Items ::
========================================================================

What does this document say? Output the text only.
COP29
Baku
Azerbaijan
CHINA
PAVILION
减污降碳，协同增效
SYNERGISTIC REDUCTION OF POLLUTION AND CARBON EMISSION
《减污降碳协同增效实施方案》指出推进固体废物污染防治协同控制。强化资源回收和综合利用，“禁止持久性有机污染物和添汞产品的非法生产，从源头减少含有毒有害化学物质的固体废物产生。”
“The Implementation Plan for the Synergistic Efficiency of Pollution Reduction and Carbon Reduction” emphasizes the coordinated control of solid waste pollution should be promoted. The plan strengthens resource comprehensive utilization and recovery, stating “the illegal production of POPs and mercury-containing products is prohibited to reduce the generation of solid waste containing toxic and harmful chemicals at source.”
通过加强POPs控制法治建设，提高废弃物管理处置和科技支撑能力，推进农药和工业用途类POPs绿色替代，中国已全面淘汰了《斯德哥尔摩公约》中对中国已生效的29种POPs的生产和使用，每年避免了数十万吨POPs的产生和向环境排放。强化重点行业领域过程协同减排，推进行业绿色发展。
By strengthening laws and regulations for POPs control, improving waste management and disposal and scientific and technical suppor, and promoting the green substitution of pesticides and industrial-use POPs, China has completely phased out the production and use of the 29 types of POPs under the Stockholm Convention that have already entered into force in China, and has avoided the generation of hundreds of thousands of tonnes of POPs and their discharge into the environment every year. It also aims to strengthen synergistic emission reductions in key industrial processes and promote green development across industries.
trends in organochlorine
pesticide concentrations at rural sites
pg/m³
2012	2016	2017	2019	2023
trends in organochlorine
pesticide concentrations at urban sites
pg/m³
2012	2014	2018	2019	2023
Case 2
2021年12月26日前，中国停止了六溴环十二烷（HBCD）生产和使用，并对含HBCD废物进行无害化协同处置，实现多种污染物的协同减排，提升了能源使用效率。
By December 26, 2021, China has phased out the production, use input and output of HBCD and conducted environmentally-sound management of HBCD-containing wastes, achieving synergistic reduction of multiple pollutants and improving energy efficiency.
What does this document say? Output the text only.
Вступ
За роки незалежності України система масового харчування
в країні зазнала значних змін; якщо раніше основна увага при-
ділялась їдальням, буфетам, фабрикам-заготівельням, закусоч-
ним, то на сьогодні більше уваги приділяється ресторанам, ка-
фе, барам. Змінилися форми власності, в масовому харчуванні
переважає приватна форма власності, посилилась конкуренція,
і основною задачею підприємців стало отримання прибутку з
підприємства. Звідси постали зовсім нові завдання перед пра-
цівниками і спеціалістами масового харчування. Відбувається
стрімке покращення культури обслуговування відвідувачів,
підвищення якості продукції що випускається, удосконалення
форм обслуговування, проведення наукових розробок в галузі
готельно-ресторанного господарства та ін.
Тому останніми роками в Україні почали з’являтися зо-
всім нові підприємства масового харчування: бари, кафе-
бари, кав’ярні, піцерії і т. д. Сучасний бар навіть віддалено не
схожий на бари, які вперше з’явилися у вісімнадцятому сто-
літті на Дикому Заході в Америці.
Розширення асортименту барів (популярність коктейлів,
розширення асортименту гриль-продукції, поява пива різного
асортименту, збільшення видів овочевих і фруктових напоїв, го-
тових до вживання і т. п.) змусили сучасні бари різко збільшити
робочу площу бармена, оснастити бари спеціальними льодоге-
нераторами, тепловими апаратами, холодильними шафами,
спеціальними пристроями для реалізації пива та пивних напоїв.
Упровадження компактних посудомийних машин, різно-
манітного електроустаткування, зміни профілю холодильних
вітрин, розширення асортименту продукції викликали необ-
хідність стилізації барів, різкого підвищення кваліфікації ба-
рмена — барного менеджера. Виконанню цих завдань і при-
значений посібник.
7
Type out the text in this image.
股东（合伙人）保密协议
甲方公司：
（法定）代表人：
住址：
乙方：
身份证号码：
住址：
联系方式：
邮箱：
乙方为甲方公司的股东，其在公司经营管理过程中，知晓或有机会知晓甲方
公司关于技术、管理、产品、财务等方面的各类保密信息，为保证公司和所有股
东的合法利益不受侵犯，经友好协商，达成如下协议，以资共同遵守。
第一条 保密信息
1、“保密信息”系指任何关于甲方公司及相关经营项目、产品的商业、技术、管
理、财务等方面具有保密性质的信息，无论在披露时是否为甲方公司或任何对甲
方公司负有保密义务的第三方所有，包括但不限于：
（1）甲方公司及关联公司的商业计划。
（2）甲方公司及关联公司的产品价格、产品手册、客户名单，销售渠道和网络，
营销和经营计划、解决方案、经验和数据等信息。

========================================================================

Given request ::
Tally up the lines holding the string "підвищення" in this listing, and report the total alone.

Completed task ::
2